**What the task requires**. Print all of the data exactly as written.

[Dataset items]
========

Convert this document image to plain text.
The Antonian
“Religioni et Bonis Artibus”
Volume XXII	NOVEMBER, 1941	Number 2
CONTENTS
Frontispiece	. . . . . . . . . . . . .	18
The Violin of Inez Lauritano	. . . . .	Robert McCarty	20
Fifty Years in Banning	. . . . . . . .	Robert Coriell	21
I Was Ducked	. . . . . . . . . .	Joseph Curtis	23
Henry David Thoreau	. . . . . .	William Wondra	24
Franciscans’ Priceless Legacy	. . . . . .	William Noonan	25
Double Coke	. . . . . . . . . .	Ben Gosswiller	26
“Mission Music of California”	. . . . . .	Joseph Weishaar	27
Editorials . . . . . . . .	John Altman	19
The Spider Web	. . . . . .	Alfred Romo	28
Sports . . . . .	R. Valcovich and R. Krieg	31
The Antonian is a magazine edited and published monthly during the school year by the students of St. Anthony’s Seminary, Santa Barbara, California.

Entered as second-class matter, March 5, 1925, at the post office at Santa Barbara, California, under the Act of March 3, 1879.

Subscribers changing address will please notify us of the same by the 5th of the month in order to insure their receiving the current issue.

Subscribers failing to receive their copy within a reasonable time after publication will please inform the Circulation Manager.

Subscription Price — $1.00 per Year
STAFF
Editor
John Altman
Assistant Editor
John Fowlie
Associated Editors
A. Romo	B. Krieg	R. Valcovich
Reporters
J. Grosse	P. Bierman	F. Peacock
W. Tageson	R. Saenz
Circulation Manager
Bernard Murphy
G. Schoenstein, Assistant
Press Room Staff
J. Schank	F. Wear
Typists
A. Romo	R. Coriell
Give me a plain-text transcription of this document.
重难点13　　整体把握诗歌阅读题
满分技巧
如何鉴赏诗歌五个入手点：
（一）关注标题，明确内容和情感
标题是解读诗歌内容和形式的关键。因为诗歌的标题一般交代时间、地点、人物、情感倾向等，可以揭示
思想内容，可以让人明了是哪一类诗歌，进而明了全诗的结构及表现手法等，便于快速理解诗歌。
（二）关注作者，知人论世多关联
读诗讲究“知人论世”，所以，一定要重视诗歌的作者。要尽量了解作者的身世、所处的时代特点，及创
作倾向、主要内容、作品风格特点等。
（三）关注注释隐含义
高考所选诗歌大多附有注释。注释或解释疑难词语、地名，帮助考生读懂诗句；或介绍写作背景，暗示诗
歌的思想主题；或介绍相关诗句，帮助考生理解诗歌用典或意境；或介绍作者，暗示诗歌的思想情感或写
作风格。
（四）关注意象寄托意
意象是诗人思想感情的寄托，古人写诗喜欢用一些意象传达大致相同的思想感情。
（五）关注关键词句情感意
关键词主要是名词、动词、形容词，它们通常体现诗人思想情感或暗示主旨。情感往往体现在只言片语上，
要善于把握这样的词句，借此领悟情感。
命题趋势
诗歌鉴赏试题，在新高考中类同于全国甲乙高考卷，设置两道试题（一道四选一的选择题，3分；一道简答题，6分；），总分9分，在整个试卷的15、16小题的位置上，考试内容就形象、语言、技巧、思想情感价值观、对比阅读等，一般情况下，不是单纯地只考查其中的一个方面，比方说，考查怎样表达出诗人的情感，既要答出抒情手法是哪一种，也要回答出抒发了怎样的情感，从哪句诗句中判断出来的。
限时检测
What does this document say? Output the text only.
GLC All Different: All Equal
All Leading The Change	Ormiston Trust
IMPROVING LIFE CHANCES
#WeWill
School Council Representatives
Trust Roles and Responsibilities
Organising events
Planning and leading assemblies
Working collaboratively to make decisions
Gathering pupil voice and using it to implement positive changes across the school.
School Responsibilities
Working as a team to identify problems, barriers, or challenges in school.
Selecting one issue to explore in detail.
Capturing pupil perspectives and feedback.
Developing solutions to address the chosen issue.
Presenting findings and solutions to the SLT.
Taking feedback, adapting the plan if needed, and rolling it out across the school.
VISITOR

========

**Exercise output**.
Convert this document image to plain text.
The Antonian
“Religioni et Bonis Artibus”
Volume XXII	NOVEMBER, 1941	Number 2
CONTENTS
Frontispiece	. . . . . . . . . . . . .	18
The Violin of Inez Lauritano	. . . . .	Robert McCarty	20
Fifty Years in Banning	. . . . . . . .	Robert Coriell	21
I Was Ducked	. . . . . . . . . .	Joseph Curtis	23
Henry David Thoreau	. . . . . .	William Wondra	24
Franciscans’ Priceless Legacy	. . . . . .	William Noonan	25
Double Coke	. . . . . . . . . .	Ben Gosswiller	26
“Mission Music of California”	. . . . . .	Joseph Weishaar	27
Editorials . . . . . . . .	John Altman	19
The Spider Web	. . . . . .	Alfred Romo	28
Sports . . . . .	R. Valcovich and R. Krieg	31
The Antonian is a magazine edited and published monthly during the school year by the students of St. Anthony’s Seminary, Santa Barbara, California.

Entered as second-class matter, March 5, 1925, at the post office at Santa Barbara, California, under the Act of March 3, 1879.

Subscribers changing address will please notify us of the same by the 5th of the month in order to insure their receiving the current issue.

Subscribers failing to receive their copy within a reasonable time after publication will please inform the Circulation Manager.

Subscription Price — $1.00 per Year
STAFF
Editor
John Altman
Assistant Editor
John Fowlie
Associated Editors
A. Romo	B. Krieg	R. Valcovich
Reporters
J. Grosse	P. Bierman	F. Peacock
W. Tageson	R. Saenz
Circulation Manager
Bernard Murphy
G. Schoenstein, Assistant
Press Room Staff
J. Schank	F. Wear
Typists
A. Romo	R. Coriell
Give me a plain-text transcription of this document.
重难点13　　整体把握诗歌阅读题
满分技巧
如何鉴赏诗歌五个入手点：
（一）关注标题，明确内容和情感
标题是解读诗歌内容和形式的关键。因为诗歌的标题一般交代时间、地点、人物、情感倾向等，可以揭示
思想内容，可以让人明了是哪一类诗歌，进而明了全诗的结构及表现手法等，便于快速理解诗歌。
（二）关注作者，知人论世多关联
读诗讲究“知人论世”，所以，一定要重视诗歌的作者。要尽量了解作者的身世、所处的时代特点，及创
作倾向、主要内容、作品风格特点等。
（三）关注注释隐含义
高考所选诗歌大多附有注释。注释或解释疑难词语、地名，帮助考生读懂诗句；或介绍写作背景，暗示诗
歌的思想主题；或介绍相关诗句，帮助考生理解诗歌用典或意境；或介绍作者，暗示诗歌的思想情感或写
作风格。
（四）关注意象寄托意
意象是诗人思想感情的寄托，古人写诗喜欢用一些意象传达大致相同的思想感情。
（五）关注关键词句情感意
关键词主要是名词、动词、形容词，它们通常体现诗人思想情感或暗示主旨。情感往往体现在只言片语上，
要善于把握这样的词句，借此领悟情感。
命题趋势
诗歌鉴赏试题，在新高考中类同于全国甲乙高考卷，设置两道试题（一道四选一的选择题，3分；一道简答题，6分；），总分9分，在整个试卷的15、16小题的位置上，考试内容就形象、语言、技巧、思想情感价值观、对比阅读等，一般情况下，不是单纯地只考查其中的一个方面，比方说，考查怎样表达出诗人的情感，既要答出抒情手法是哪一种，也要回答出抒发了怎样的情感，从哪句诗句中判断出来的。
限时检测
What does this document say? Output the text only.
GLC All Different: All Equal
All Leading The Change	Ormiston Trust
IMPROVING LIFE CHANCES
#WeWill
School Council Representatives
Trust Roles and Responsibilities
Organising events
Planning and leading assemblies
Working collaboratively to make decisions
Gathering pupil voice and using it to implement positive changes across the school.
School Responsibilities
Working as a team to identify problems, barriers, or challenges in school.
Selecting one issue to explore in detail.
Capturing pupil perspectives and feedback.
Developing solutions to address the chosen issue.
Presenting findings and solutions to the SLT.
Taking feedback, adapting the plan if needed, and rolling it out across the school.
VISITOR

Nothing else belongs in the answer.